## [What you have to do]
Can you reproduce the data beneath, keeping every line exact?

## [Available data]

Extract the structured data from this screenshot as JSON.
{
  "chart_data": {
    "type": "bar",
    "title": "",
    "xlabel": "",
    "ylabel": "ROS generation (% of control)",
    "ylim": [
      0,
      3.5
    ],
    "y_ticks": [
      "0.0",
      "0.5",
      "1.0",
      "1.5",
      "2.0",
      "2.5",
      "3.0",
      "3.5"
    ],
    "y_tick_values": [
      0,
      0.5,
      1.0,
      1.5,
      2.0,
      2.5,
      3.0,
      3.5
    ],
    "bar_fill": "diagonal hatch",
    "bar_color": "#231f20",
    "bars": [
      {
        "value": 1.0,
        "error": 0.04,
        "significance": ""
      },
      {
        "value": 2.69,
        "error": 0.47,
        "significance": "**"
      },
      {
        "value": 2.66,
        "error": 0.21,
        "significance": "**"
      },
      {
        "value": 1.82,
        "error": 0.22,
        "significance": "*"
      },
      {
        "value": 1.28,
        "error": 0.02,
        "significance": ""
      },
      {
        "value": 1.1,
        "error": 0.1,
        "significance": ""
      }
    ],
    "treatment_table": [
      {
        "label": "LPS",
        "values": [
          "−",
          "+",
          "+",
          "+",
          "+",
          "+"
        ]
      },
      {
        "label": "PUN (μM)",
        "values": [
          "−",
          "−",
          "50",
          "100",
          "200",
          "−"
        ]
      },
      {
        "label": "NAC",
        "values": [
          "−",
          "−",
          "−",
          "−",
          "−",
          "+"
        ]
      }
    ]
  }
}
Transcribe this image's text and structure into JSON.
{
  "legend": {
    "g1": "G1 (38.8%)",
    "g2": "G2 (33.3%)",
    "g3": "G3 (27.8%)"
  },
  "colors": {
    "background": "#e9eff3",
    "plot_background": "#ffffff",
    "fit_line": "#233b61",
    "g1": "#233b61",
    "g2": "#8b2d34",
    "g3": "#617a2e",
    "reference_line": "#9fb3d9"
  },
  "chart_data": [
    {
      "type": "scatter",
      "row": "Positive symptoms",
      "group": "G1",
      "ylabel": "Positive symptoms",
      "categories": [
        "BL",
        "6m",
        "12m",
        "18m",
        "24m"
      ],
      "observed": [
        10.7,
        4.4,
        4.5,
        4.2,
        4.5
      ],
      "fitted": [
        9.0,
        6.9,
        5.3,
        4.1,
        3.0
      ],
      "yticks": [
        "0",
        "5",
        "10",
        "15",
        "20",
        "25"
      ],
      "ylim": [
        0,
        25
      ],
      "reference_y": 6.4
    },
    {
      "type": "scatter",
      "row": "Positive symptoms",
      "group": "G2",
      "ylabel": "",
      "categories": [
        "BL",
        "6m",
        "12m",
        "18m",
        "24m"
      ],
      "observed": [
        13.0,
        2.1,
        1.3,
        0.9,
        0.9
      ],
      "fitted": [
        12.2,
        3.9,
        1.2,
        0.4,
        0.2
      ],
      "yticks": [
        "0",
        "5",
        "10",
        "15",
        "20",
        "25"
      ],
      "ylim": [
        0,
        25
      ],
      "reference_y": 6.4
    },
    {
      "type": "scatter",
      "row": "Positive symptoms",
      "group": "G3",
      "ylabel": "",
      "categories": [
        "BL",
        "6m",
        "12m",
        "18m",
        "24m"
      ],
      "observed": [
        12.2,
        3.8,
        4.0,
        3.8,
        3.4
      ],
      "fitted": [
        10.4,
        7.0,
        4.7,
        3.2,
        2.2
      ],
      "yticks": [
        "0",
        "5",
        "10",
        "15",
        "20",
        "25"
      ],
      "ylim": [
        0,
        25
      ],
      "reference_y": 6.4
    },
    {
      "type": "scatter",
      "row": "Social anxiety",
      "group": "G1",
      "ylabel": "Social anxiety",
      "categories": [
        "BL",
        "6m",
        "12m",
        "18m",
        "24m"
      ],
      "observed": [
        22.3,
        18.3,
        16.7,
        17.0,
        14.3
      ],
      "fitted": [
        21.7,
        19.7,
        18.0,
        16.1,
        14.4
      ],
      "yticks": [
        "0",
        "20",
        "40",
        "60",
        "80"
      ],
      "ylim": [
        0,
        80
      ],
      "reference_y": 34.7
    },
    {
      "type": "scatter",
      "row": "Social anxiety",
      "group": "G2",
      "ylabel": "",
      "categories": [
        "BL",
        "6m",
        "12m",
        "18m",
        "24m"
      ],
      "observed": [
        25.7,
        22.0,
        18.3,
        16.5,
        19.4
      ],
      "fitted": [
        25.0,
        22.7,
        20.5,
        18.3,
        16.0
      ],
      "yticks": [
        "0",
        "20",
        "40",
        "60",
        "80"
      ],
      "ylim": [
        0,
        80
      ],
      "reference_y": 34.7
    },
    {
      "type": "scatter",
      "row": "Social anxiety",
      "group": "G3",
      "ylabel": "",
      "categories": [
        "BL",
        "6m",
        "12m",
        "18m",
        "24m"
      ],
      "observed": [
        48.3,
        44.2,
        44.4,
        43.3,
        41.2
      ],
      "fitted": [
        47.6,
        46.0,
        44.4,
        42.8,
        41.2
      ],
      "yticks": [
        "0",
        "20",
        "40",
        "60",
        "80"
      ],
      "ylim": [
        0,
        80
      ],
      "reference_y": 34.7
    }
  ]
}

## [Full response]
Extract the structured data from this screenshot as JSON.
{
  "chart_data": {
    "type": "bar",
    "title": "",
    "xlabel": "",
    "ylabel": "ROS generation (% of control)",
    "ylim": [
      0,
      3.5
    ],
    "y_ticks": [
      "0.0",
      "0.5",
      "1.0",
      "1.5",
      "2.0",
      "2.5",
      "3.0",
      "3.5"
    ],
    "y_tick_values": [
      0,
      0.5,
      1.0,
      1.5,
      2.0,
      2.5,
      3.0,
      3.5
    ],
    "bar_fill": "diagonal hatch",
    "bar_color": "#231f20",
    "bars": [
      {
        "value": 1.0,
        "error": 0.04,
        "significance": ""
      },
      {
        "value": 2.69,
        "error": 0.47,
        "significance": "**"
      },
      {
        "value": 2.66,
        "error": 0.21,
        "significance": "**"
      },
      {
        "value": 1.82,
        "error": 0.22,
        "significance": "*"
      },
      {
        "value": 1.28,
        "error": 0.02,
        "significance": ""
      },
      {
        "value": 1.1,
        "error": 0.1,
        "significance": ""
      }
    ],
    "treatment_table": [
      {
        "label": "LPS",
        "values": [
          "−",
          "+",
          "+",
          "+",
          "+",
          "+"
        ]
      },
      {
        "label": "PUN (μM)",
        "values": [
          "−",
          "−",
          "50",
          "100",
          "200",
          "−"
        ]
      },
      {
        "label": "NAC",
        "values": [
          "−",
          "−",
          "−",
          "−",
          "−",
          "+"
        ]
      }
    ]
  }
}
Transcribe this image's text and structure into JSON.
{
  "legend": {
    "g1": "G1 (38.8%)",
    "g2": "G2 (33.3%)",
    "g3": "G3 (27.8%)"
  },
  "colors": {
    "background": "#e9eff3",
    "plot_background": "#ffffff",
    "fit_line": "#233b61",
    "g1": "#233b61",
    "g2": "#8b2d34",
    "g3": "#617a2e",
    "reference_line": "#9fb3d9"
  },
  "chart_data": [
    {
      "type": "scatter",
      "row": "Positive symptoms",
      "group": "G1",
      "ylabel": "Positive symptoms",
      "categories": [
        "BL",
        "6m",
        "12m",
        "18m",
        "24m"
      ],
      "observed": [
        10.7,
        4.4,
        4.5,
        4.2,
        4.5
      ],
      "fitted": [
        9.0,
        6.9,
        5.3,
        4.1,
        3.0
      ],
      "yticks": [
        "0",
        "5",
        "10",
        "15",
        "20",
        "25"
      ],
      "ylim": [
        0,
        25
      ],
      "reference_y": 6.4
    },
    {
      "type": "scatter",
      "row": "Positive symptoms",
      "group": "G2",
      "ylabel": "",
      "categories": [
        "BL",
        "6m",
        "12m",
        "18m",
        "24m"
      ],
      "observed": [
        13.0,
        2.1,
        1.3,
        0.9,
        0.9
      ],
      "fitted": [
        12.2,
        3.9,
        1.2,
        0.4,
        0.2
      ],
      "yticks": [
        "0",
        "5",
        "10",
        "15",
        "20",
        "25"
      ],
      "ylim": [
        0,
        25
      ],
      "reference_y": 6.4
    },
    {
      "type": "scatter",
      "row": "Positive symptoms",
      "group": "G3",
      "ylabel": "",
      "categories": [
        "BL",
        "6m",
        "12m",
        "18m",
        "24m"
      ],
      "observed": [
        12.2,
        3.8,
        4.0,
        3.8,
        3.4
      ],
      "fitted": [
        10.4,
        7.0,
        4.7,
        3.2,
        2.2
      ],
      "yticks": [
        "0",
        "5",
        "10",
        "15",
        "20",
        "25"
      ],
      "ylim": [
        0,
        25
      ],
      "reference_y": 6.4
    },
    {
      "type": "scatter",
      "row": "Social anxiety",
      "group": "G1",
      "ylabel": "Social anxiety",
      "categories": [
        "BL",
        "6m",
        "12m",
        "18m",
        "24m"
      ],
      "observed": [
        22.3,
        18.3,
        16.7,
        17.0,
        14.3
      ],
      "fitted": [
        21.7,
        19.7,
        18.0,
        16.1,
        14.4
      ],
      "yticks": [
        "0",
        "20",
        "40",
        "60",
        "80"
      ],
      "ylim": [
        0,
        80
      ],
      "reference_y": 34.7
    },
    {
      "type": "scatter",
      "row": "Social anxiety",
      "group": "G2",
      "ylabel": "",
      "categories": [
        "BL",
        "6m",
        "12m",
        "18m",
        "24m"
      ],
      "observed": [
        25.7,
        22.0,
        18.3,
        16.5,
        19.4
      ],
      "fitted": [
        25.0,
        22.7,
        20.5,
        18.3,
        16.0
      ],
      "yticks": [
        "0",
        "20",
        "40",
        "60",
        "80"
      ],
      "ylim": [
        0,
        80
      ],
      "reference_y": 34.7
    },
    {
      "type": "scatter",
      "row": "Social anxiety",
      "group": "G3",
      "ylabel": "",
      "categories": [
        "BL",
        "6m",
        "12m",
        "18m",
        "24m"
      ],
      "observed": [
        48.3,
        44.2,
        44.4,
        43.3,
        41.2
      ],
      "fitted": [
        47.6,
        46.0,
        44.4,
        42.8,
        41.2
      ],
      "yticks": [
        "0",
        "20",
        "40",
        "60",
        "80"
      ],
      "ylim": [
        0,
        80
      ],
      "reference_y": 34.7
    }
  ]
}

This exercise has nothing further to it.